**Task prompt**
Where a line of the listing below includes the word "this", reproduce that line.

-- start of Supplied data --

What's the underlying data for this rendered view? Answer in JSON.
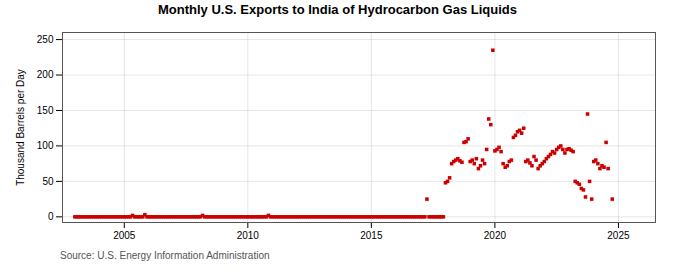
{
  "chart_data": {
    "type": "scatter",
    "title": "Monthly U.S. Exports to India of Hydrocarbon Gas Liquids",
    "ylabel": "Thousand Barrels per Day",
    "annotations": [
      "Source: U.S. Energy Information Administration"
    ],
    "color": "#cc0000",
    "marker": "square",
    "grid": true,
    "xlim": [
      2002.5,
      2026.5
    ],
    "xticks": [
      2005,
      2010,
      2015,
      2020,
      2025
    ],
    "ylim": [
      -8,
      260
    ],
    "yticks": [
      0,
      50,
      100,
      150,
      200,
      250
    ],
    "x": [
      2003.0,
      2003.083,
      2003.167,
      2003.25,
      2003.333,
      2003.417,
      2003.5,
      2003.583,
      2003.667,
      2003.75,
      2003.833,
      2003.917,
      2004.0,
      2004.083,
      2004.167,
      2004.25,
      2004.333,
      2004.417,
      2004.5,
      2004.583,
      2004.667,
      2004.75,
      2004.833,
      2004.917,
      2005.0,
      2005.083,
      2005.167,
      2005.25,
      2005.333,
      2005.417,
      2005.5,
      2005.583,
      2005.667,
      2005.75,
      2005.833,
      2005.917,
      2006.0,
      2006.083,
      2006.167,
      2006.25,
      2006.333,
      2006.417,
      2006.5,
      2006.583,
      2006.667,
      2006.75,
      2006.833,
      2006.917,
      2007.0,
      2007.083,
      2007.167,
      2007.25,
      2007.333,
      2007.417,
      2007.5,
      2007.583,
      2007.667,
      2007.75,
      2007.833,
      2007.917,
      2008.0,
      2008.083,
      2008.167,
      2008.25,
      2008.333,
      2008.417,
      2008.5,
      2008.583,
      2008.667,
      2008.75,
      2008.833,
      2008.917,
      2009.0,
      2009.083,
      2009.167,
      2009.25,
      2009.333,
      2009.417,
      2009.5,
      2009.583,
      2009.667,
      2009.75,
      2009.833,
      2009.917,
      2010.0,
      2010.083,
      2010.167,
      2010.25,
      2010.333,
      2010.417,
      2010.5,
      2010.583,
      2010.667,
      2010.75,
      2010.833,
      2010.917,
      2011.0,
      2011.083,
      2011.167,
      2011.25,
      2011.333,
      2011.417,
      2011.5,
      2011.583,
      2011.667,
      2011.75,
      2011.833,
      2011.917,
      2012.0,
      2012.083,
      2012.167,
      2012.25,
      2012.333,
      2012.417,
      2012.5,
      2012.583,
      2012.667,
      2012.75,
      2012.833,
      2012.917,
      2013.0,
      2013.083,
      2013.167,
      2013.25,
      2013.333,
      2013.417,
      2013.5,
      2013.583,
      2013.667,
      2013.75,
      2013.833,
      2013.917,
      2014.0,
      2014.083,
      2014.167,
      2014.25,
      2014.333,
      2014.417,
      2014.5,
      2014.583,
      2014.667,
      2014.75,
      2014.833,
      2014.917,
      2015.0,
      2015.083,
      2015.167,
      2015.25,
      2015.333,
      2015.417,
      2015.5,
      2015.583,
      2015.667,
      2015.75,
      2015.833,
      2015.917,
      2016.0,
      2016.083,
      2016.167,
      2016.25,
      2016.333,
      2016.417,
      2016.5,
      2016.583,
      2016.667,
      2016.75,
      2016.833,
      2016.917,
      2017.0,
      2017.083,
      2017.167,
      2017.25,
      2017.333,
      2017.417,
      2017.5,
      2017.583,
      2017.667,
      2017.75,
      2017.833,
      2017.917,
      2018.0,
      2018.083,
      2018.167,
      2018.25,
      2018.333,
      2018.417,
      2018.5,
      2018.583,
      2018.667,
      2018.75,
      2018.833,
      2018.917,
      2019.0,
      2019.083,
      2019.167,
      2019.25,
      2019.333,
      2019.417,
      2019.5,
      2019.583,
      2019.667,
      2019.75,
      2019.833,
      2019.917,
      2020.0,
      2020.083,
      2020.167,
      2020.25,
      2020.333,
      2020.417,
      2020.5,
      2020.583,
      2020.667,
      2020.75,
      2020.833,
      2020.917,
      2021.0,
      2021.083,
      2021.167,
      2021.25,
      2021.333,
      2021.417,
      2021.5,
      2021.583,
      2021.667,
      2021.75,
      2021.833,
      2021.917,
      2022.0,
      2022.083,
      2022.167,
      2022.25,
      2022.333,
      2022.417,
      2022.5,
      2022.583,
      2022.667,
      2022.75,
      2022.833,
      2022.917,
      2023.0,
      2023.083,
      2023.167,
      2023.25,
      2023.333,
      2023.417,
      2023.5,
      2023.583,
      2023.667,
      2023.75,
      2023.833,
      2023.917,
      2024.0,
      2024.083,
      2024.167,
      2024.25,
      2024.333,
      2024.417,
      2024.5,
      2024.583,
      2024.75
    ],
    "values": [
      0,
      0,
      0,
      0,
      0,
      0,
      0,
      0,
      0,
      0,
      0,
      0,
      0,
      0,
      0,
      0,
      0,
      0,
      0,
      0,
      0,
      0,
      0,
      0,
      0,
      0,
      0,
      0,
      2,
      0,
      0,
      0,
      0,
      0,
      3,
      0,
      0,
      0,
      0,
      0,
      0,
      0,
      0,
      0,
      0,
      0,
      0,
      0,
      0,
      0,
      0,
      0,
      0,
      0,
      0,
      0,
      0,
      0,
      0,
      0,
      0,
      0,
      2,
      0,
      0,
      0,
      0,
      0,
      0,
      0,
      0,
      0,
      0,
      0,
      0,
      0,
      0,
      0,
      0,
      0,
      0,
      0,
      0,
      0,
      0,
      0,
      0,
      0,
      0,
      0,
      0,
      0,
      0,
      0,
      2,
      0,
      0,
      0,
      0,
      0,
      0,
      0,
      0,
      0,
      0,
      0,
      0,
      0,
      0,
      0,
      0,
      0,
      0,
      0,
      0,
      0,
      0,
      0,
      0,
      0,
      0,
      0,
      0,
      0,
      0,
      0,
      0,
      0,
      0,
      0,
      0,
      0,
      0,
      0,
      0,
      0,
      0,
      0,
      0,
      0,
      0,
      0,
      0,
      0,
      0,
      0,
      0,
      0,
      0,
      0,
      0,
      0,
      0,
      0,
      0,
      0,
      0,
      0,
      0,
      0,
      0,
      0,
      0,
      0,
      0,
      0,
      0,
      0,
      0,
      0,
      0,
      25,
      0,
      0,
      0,
      0,
      0,
      0,
      0,
      0,
      48,
      50,
      55,
      75,
      78,
      80,
      82,
      79,
      77,
      105,
      106,
      110,
      78,
      80,
      75,
      82,
      68,
      72,
      80,
      75,
      95,
      138,
      130,
      235,
      93,
      95,
      98,
      92,
      75,
      70,
      72,
      78,
      80,
      112,
      115,
      120,
      122,
      118,
      125,
      78,
      80,
      76,
      72,
      85,
      80,
      68,
      72,
      75,
      78,
      82,
      85,
      88,
      92,
      90,
      95,
      98,
      100,
      95,
      90,
      95,
      96,
      94,
      92,
      50,
      48,
      46,
      40,
      38,
      28,
      145,
      50,
      25,
      78,
      80,
      75,
      68,
      72,
      70,
      105,
      68,
      25
    ]
  }
}
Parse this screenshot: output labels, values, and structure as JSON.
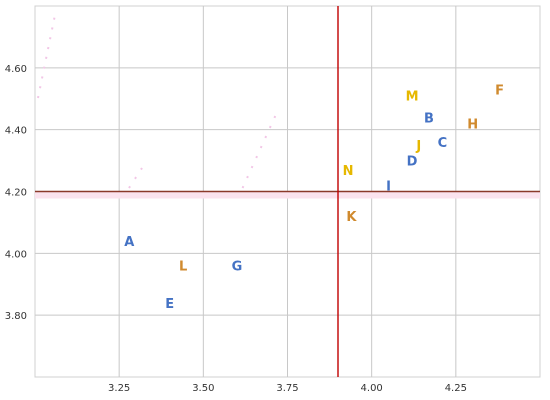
{
  "chart_data": {
    "type": "scatter",
    "title": "",
    "xlabel": "",
    "ylabel": "",
    "xlim": [
      3.0,
      4.5
    ],
    "ylim": [
      3.6,
      4.8
    ],
    "x_ticks": [
      3.25,
      3.5,
      3.75,
      4.0,
      4.25
    ],
    "x_tick_labels": [
      "3.25",
      "3.50",
      "3.75",
      "4.00",
      "4.25"
    ],
    "y_ticks": [
      3.8,
      4.0,
      4.2,
      4.4,
      4.6
    ],
    "y_tick_labels": [
      "3.80",
      "4.00",
      "4.20",
      "4.40",
      "4.60"
    ],
    "grid": true,
    "reference_lines": {
      "x": 3.9,
      "y": 4.2,
      "x_color": "#c00000",
      "y_color": "#8b3a2a"
    },
    "colors": {
      "blue": "#4472c4",
      "gold": "#e6b800",
      "orange": "#d08a2e"
    },
    "points": [
      {
        "label": "A",
        "x": 3.28,
        "y": 4.04,
        "color": "blue"
      },
      {
        "label": "B",
        "x": 4.17,
        "y": 4.44,
        "color": "blue"
      },
      {
        "label": "C",
        "x": 4.21,
        "y": 4.36,
        "color": "blue"
      },
      {
        "label": "D",
        "x": 4.12,
        "y": 4.3,
        "color": "blue"
      },
      {
        "label": "E",
        "x": 3.4,
        "y": 3.84,
        "color": "blue"
      },
      {
        "label": "F",
        "x": 4.38,
        "y": 4.53,
        "color": "orange"
      },
      {
        "label": "G",
        "x": 3.6,
        "y": 3.96,
        "color": "blue"
      },
      {
        "label": "H",
        "x": 4.3,
        "y": 4.42,
        "color": "orange"
      },
      {
        "label": "I",
        "x": 4.05,
        "y": 4.22,
        "color": "blue"
      },
      {
        "label": "J",
        "x": 4.14,
        "y": 4.35,
        "color": "gold"
      },
      {
        "label": "K",
        "x": 3.94,
        "y": 4.12,
        "color": "orange"
      },
      {
        "label": "L",
        "x": 3.44,
        "y": 3.96,
        "color": "orange"
      },
      {
        "label": "M",
        "x": 4.12,
        "y": 4.51,
        "color": "gold"
      },
      {
        "label": "N",
        "x": 3.93,
        "y": 4.27,
        "color": "gold"
      }
    ]
  }
}
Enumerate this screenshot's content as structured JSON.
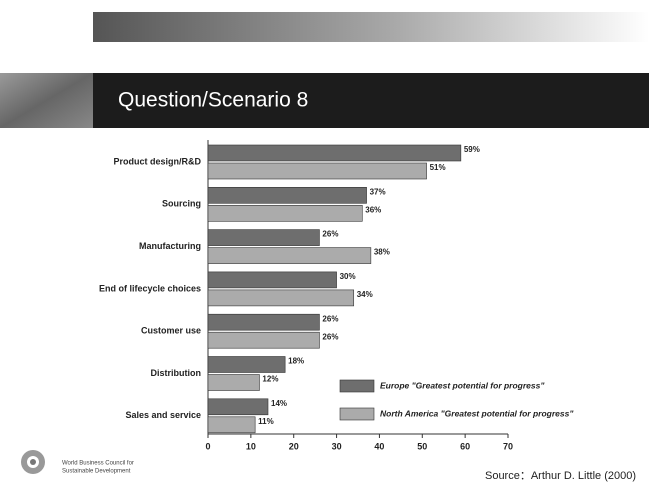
{
  "slide": {
    "title": "Question/Scenario 8",
    "org_lines": [
      "World Business Council for",
      "Sustainable Development"
    ],
    "source": "Source：Arthur D. Little (2000)"
  },
  "chart_data": {
    "type": "bar",
    "orientation": "horizontal",
    "categories": [
      "Product design/R&D",
      "Sourcing",
      "Manufacturing",
      "End of lifecycle choices",
      "Customer use",
      "Distribution",
      "Sales and service"
    ],
    "series": [
      {
        "name": "Europe \"Greatest potential for progress\"",
        "color": "#6e6e6e",
        "values": [
          59,
          37,
          26,
          30,
          26,
          18,
          14
        ],
        "value_labels": [
          "59%",
          "37%",
          "26%",
          "30%",
          "26%",
          "18%",
          "14%"
        ]
      },
      {
        "name": "North America \"Greatest potential for progress\"",
        "color": "#ababab",
        "values": [
          51,
          36,
          38,
          34,
          26,
          12,
          11
        ],
        "value_labels": [
          "51%",
          "36%",
          "38%",
          "34%",
          "26%",
          "12%",
          "11%"
        ]
      }
    ],
    "xlim": [
      0,
      70
    ],
    "xticks": [
      0,
      10,
      20,
      30,
      40,
      50,
      60,
      70
    ]
  }
}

-- end of Supplied data --

**Task output**
What's the underlying data for this rendered view? Answer in JSON.
Parse this screenshot: output labels, values, and structure as JSON.
Enumerate this screenshot's content as structured JSON.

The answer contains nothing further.